Dataset items:
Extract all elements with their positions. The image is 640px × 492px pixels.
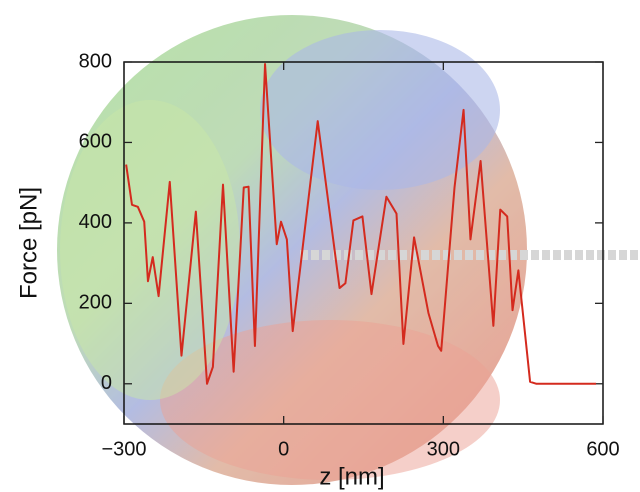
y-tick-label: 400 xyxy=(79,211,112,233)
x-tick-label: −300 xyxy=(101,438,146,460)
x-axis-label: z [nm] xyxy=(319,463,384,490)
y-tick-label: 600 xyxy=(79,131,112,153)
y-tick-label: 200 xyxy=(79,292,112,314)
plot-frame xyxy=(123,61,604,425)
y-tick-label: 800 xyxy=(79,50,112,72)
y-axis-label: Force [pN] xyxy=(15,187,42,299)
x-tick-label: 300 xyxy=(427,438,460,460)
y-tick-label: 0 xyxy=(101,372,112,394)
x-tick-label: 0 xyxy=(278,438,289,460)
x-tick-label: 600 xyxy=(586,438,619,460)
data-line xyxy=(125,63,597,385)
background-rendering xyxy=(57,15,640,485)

# Task instructions:
Quote every one of the lines above word for word, leaving out the picture.

# Right answer:
Extract all elements with their positions. The image is 640px × 492px pixels.
y-tick-label: 400 xyxy=(79,211,112,233)
x-tick-label: −300 xyxy=(101,438,146,460)
x-axis-label: z [nm] xyxy=(319,463,384,490)
y-tick-label: 600 xyxy=(79,131,112,153)
y-tick-label: 200 xyxy=(79,292,112,314)
plot-frame xyxy=(123,61,604,425)
y-tick-label: 800 xyxy=(79,50,112,72)
y-axis-label: Force [pN] xyxy=(15,187,42,299)
x-tick-label: 300 xyxy=(427,438,460,460)
y-tick-label: 0 xyxy=(101,372,112,394)
x-tick-label: 0 xyxy=(278,438,289,460)
x-tick-label: 600 xyxy=(586,438,619,460)
data-line xyxy=(125,63,597,385)
background-rendering xyxy=(57,15,640,485)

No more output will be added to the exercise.